### EXERCISE REQUIREMENTS
Go through the material below and copy all lines with "from".

### EXTRACTED RECORDS
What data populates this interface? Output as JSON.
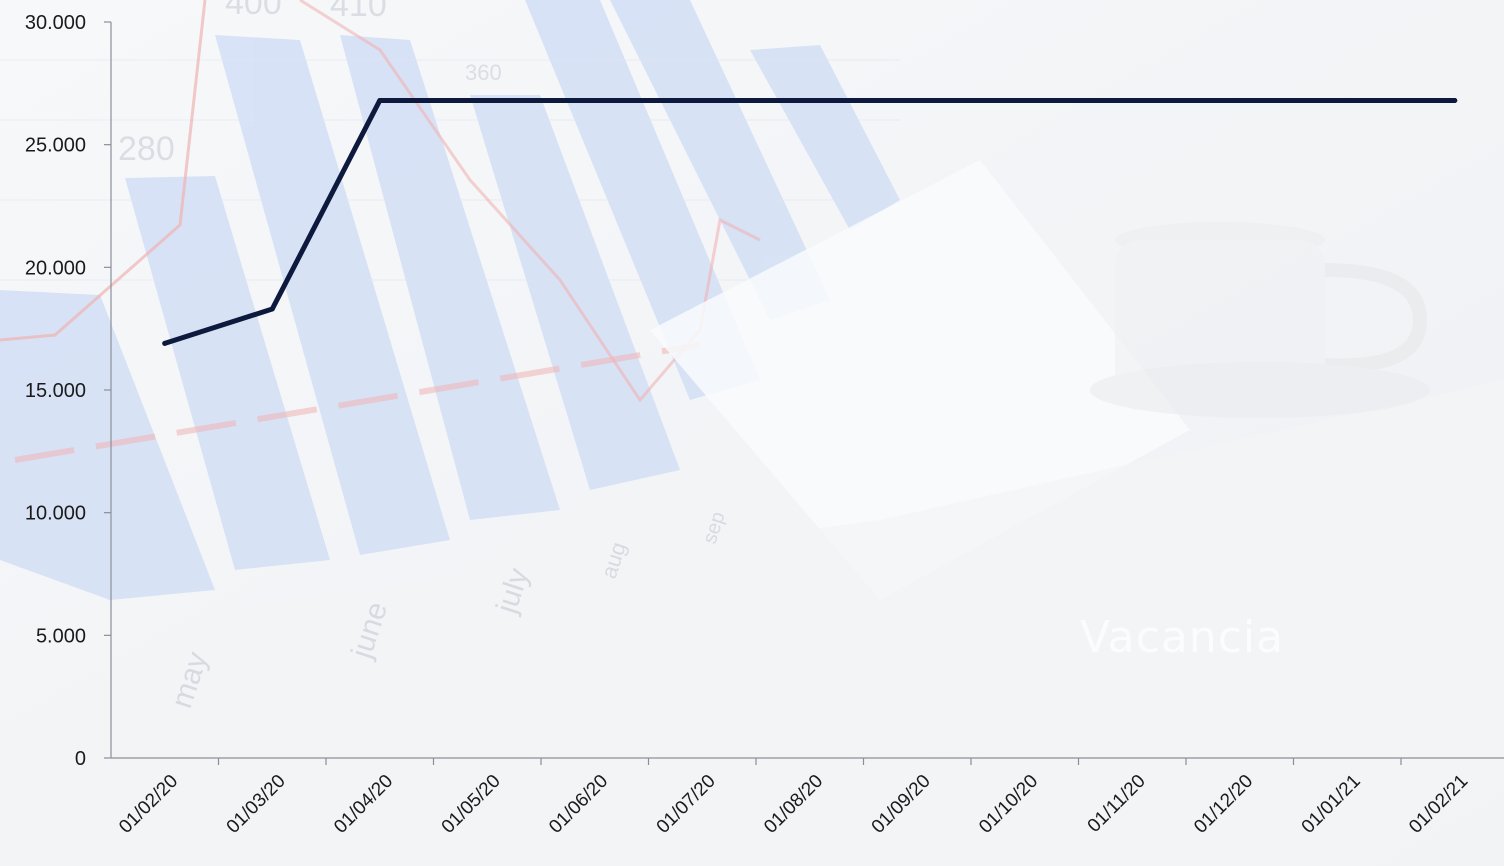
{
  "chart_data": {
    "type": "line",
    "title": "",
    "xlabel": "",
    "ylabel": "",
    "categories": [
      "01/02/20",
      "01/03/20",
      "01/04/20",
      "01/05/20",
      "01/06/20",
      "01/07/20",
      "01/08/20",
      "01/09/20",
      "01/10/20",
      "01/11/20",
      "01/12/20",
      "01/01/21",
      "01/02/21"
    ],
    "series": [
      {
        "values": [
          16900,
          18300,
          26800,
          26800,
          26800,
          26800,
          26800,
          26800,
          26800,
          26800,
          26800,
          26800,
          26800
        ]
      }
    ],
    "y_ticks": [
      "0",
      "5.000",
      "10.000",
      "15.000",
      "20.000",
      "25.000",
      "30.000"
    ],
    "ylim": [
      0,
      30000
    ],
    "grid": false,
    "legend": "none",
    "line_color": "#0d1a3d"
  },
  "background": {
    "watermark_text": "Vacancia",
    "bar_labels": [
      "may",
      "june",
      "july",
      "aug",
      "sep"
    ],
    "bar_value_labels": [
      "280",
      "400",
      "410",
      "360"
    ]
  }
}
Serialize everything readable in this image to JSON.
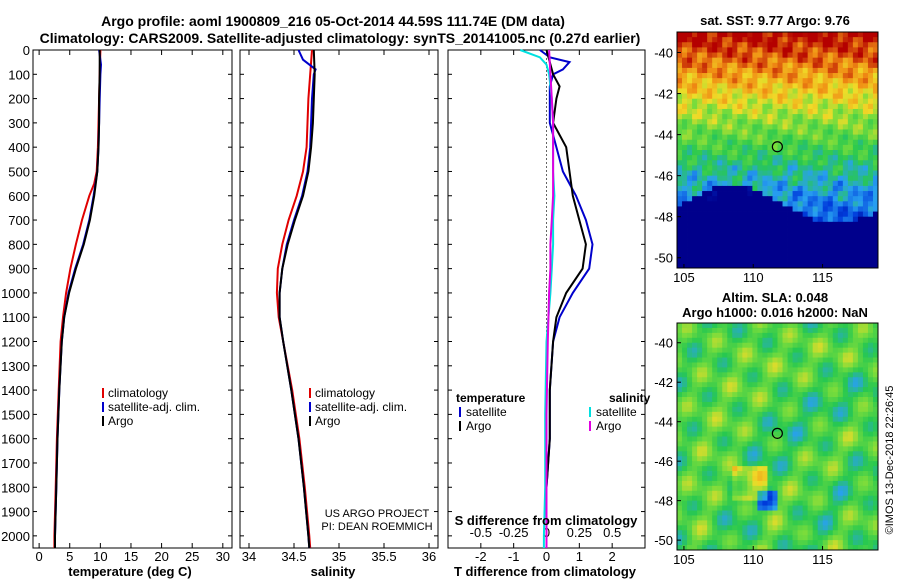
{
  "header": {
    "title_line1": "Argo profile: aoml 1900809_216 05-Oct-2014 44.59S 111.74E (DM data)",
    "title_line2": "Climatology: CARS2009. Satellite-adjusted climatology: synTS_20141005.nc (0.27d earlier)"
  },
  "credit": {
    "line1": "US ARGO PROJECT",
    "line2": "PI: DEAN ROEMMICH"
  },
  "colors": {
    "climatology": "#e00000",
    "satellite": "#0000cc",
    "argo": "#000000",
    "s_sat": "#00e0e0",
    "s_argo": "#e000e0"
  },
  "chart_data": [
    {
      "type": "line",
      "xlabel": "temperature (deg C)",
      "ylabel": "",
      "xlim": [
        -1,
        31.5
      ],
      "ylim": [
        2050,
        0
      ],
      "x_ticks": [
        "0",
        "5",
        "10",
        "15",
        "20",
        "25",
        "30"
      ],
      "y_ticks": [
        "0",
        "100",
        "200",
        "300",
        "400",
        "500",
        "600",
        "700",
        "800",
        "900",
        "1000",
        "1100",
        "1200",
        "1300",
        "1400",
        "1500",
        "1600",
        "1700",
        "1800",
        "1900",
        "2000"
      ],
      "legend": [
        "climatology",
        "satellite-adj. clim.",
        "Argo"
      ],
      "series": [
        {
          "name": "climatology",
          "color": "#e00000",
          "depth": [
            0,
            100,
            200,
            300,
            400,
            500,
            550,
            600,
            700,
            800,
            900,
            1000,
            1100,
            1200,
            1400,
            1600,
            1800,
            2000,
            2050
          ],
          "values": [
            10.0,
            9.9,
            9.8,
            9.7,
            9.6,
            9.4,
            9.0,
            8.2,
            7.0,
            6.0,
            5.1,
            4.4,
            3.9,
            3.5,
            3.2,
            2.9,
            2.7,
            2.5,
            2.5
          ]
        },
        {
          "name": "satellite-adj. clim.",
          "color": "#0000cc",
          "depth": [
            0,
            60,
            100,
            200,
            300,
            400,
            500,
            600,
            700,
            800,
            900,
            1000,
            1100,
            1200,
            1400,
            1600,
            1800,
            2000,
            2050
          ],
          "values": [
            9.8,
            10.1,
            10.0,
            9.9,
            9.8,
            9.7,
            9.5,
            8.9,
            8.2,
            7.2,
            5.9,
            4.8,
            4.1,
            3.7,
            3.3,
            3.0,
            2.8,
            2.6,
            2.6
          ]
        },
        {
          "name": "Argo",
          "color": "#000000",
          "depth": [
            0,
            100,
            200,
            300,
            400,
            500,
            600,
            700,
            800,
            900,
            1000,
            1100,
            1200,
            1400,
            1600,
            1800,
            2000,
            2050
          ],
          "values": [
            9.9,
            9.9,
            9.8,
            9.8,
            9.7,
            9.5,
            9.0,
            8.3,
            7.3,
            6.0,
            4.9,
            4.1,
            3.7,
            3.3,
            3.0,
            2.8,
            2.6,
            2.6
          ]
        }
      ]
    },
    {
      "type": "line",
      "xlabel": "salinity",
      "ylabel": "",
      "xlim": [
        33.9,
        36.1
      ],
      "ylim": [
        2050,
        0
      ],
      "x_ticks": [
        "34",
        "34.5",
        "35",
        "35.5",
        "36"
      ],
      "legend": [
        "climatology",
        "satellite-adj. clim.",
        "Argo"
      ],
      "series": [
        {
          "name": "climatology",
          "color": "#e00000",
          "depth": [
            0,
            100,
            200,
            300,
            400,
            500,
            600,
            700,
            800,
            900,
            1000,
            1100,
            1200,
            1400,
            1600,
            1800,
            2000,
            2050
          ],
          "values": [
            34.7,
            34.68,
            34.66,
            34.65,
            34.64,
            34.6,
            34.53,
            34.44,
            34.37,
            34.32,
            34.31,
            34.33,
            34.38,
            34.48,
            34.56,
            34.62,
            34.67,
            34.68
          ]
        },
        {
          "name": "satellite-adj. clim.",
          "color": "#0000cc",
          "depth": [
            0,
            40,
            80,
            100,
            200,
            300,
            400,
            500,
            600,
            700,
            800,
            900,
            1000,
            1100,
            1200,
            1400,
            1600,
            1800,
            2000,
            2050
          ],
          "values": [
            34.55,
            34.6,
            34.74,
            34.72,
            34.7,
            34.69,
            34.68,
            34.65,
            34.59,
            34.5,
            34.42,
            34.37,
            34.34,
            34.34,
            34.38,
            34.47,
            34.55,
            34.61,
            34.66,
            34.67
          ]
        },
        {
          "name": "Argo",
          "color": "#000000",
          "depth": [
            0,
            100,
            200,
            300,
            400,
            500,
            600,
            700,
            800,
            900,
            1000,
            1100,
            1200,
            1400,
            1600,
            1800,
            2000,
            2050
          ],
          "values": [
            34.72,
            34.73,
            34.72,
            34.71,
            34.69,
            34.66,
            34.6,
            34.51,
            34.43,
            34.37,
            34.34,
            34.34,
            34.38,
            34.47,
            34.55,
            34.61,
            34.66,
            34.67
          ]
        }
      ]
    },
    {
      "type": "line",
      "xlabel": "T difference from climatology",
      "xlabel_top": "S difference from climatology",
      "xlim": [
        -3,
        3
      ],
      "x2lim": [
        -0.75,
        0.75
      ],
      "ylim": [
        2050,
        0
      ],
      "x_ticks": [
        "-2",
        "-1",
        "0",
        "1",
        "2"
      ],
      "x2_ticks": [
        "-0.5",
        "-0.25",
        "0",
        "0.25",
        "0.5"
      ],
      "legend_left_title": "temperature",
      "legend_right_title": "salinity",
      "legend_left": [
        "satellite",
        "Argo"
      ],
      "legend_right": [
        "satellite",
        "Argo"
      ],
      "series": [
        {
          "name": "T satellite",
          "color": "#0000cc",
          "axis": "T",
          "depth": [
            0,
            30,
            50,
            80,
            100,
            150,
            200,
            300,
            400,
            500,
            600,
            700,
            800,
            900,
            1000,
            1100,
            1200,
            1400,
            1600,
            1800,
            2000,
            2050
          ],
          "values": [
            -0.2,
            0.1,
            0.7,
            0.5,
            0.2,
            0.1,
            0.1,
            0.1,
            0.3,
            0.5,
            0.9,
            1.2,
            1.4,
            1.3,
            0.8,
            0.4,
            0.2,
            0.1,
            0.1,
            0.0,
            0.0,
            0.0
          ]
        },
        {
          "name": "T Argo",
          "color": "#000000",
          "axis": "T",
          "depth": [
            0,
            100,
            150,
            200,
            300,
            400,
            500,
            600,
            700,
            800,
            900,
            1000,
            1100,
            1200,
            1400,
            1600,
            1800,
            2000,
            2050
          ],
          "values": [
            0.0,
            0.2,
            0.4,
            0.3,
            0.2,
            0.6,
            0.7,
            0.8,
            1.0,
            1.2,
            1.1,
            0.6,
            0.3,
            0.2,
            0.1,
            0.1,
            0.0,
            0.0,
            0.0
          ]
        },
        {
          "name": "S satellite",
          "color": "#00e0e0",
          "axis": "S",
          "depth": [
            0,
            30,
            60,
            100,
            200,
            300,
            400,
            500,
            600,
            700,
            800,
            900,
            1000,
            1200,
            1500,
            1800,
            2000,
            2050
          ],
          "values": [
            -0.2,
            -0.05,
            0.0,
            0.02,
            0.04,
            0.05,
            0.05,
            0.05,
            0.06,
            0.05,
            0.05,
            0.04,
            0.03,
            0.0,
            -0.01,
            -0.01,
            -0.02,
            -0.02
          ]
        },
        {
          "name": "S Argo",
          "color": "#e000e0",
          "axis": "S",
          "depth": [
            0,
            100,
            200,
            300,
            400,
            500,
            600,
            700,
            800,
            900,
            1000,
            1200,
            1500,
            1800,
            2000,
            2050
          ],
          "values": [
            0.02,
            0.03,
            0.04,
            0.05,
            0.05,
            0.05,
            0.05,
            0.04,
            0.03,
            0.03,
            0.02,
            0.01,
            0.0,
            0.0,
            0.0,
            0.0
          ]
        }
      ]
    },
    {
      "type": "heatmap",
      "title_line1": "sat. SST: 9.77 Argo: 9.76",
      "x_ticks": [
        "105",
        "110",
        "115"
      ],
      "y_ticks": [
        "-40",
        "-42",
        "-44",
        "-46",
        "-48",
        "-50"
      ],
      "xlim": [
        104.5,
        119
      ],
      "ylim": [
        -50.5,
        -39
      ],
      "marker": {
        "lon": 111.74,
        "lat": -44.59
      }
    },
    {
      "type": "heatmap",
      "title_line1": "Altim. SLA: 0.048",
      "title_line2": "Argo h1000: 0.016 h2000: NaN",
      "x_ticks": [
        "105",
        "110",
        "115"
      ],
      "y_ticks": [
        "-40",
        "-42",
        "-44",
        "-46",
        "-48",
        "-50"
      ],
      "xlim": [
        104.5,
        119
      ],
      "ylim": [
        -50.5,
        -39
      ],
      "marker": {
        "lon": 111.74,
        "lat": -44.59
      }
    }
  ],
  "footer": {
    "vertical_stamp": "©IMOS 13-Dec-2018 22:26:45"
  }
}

### RESULT FOR THIS EXERCISE
      "xlabel": "T difference from climatology",
      "xlabel_top": "S difference from climatology",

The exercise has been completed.